__Set problem__. In the entries below, identify every line with the string "EGF结构域" and copy it.

┌─ Records shown

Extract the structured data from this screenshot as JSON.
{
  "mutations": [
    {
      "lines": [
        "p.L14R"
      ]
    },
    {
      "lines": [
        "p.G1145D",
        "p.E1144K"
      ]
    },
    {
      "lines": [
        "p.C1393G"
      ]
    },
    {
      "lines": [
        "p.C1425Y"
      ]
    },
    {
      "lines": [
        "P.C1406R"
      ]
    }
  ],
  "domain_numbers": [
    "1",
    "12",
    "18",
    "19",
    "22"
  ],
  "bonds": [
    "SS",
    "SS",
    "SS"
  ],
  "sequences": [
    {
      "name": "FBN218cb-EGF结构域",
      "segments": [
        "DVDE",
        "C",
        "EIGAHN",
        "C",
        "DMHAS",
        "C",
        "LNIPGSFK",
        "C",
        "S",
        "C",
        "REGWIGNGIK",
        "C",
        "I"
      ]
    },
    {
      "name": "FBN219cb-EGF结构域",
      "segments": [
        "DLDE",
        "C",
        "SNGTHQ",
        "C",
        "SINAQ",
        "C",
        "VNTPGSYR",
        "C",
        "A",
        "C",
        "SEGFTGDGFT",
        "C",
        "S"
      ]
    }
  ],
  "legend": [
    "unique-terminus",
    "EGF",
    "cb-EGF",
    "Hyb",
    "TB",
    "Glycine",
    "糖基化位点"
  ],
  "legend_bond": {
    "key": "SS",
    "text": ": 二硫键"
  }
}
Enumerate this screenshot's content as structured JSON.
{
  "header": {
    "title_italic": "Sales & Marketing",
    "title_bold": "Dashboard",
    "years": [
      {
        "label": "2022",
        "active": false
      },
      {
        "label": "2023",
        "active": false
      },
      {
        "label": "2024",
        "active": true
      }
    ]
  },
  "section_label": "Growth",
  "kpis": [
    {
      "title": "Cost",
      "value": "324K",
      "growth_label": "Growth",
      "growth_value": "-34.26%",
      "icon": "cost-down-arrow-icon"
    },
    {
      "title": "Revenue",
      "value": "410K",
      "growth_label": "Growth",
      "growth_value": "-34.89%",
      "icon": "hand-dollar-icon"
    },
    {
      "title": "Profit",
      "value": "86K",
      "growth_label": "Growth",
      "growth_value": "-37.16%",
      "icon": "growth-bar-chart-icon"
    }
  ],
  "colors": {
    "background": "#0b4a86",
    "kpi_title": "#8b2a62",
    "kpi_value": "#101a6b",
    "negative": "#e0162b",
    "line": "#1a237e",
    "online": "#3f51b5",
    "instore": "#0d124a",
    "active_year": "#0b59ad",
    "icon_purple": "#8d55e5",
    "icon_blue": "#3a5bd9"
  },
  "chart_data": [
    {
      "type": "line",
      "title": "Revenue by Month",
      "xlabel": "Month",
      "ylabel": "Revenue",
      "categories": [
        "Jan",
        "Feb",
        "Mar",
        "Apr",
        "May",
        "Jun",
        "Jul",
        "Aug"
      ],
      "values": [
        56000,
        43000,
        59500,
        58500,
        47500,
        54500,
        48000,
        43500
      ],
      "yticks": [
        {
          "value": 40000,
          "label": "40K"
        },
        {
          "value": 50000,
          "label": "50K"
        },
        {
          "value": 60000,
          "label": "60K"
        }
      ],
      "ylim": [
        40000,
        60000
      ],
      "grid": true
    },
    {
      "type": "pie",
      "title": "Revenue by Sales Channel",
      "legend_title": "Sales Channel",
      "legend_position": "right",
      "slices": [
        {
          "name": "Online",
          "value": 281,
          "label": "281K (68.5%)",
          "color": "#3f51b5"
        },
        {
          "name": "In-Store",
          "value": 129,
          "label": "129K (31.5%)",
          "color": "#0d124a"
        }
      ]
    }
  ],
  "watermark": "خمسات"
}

└─

__Output for this exercise__.
      "name": "FBN218cb-EGF结构域",
      "name": "FBN219cb-EGF结构域",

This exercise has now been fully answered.